# The exercise
Only lines with the string "Invoice" matter here; gather them from the material below.

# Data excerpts
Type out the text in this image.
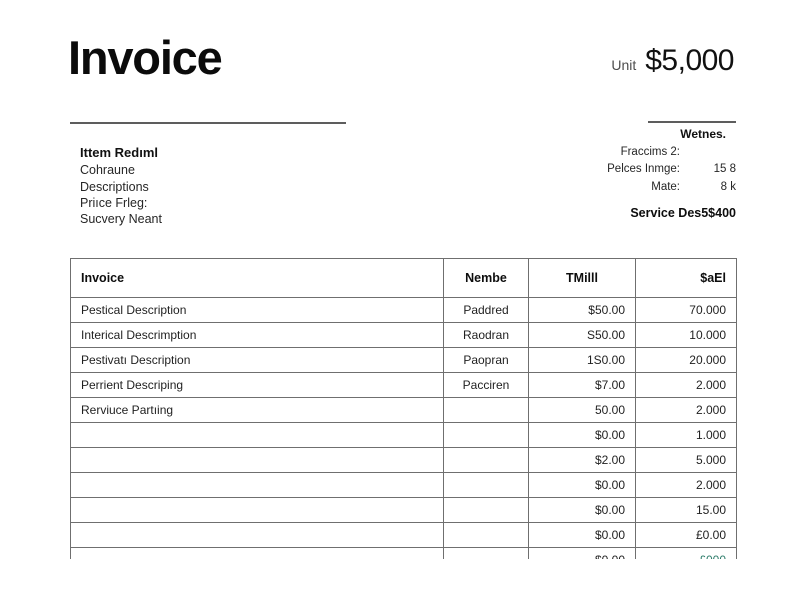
Invoice	Unit $5,000
Ittem Redıml
Cohraune
Descriptions
Priıce Frleg:
Sucvery Neant
Wetnes.
Fraccims 2:
Pelces Inmge:	15 8
Mate:	8 k
Service Des5$400
Invoice	Nembe	TMilll	$aEl
Pestical Description	Paddred	$50.00	70.000
Interical Descrimption	Raodran	S50.00	10.000
Pestivatı Description	Paopran	1S0.00	20.000
Perrient Descriping	Pacciren	$7.00	2.000
Rerviuce Partıing		50.00	2.000
		$0.00	1.000
		$2.00	5.000
		$0.00	2.000
		$0.00	15.00
		$0.00	£0.00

# Exercise answer
Invoice	Unit $5,000
Invoice	Nembe	TMilll	$aEl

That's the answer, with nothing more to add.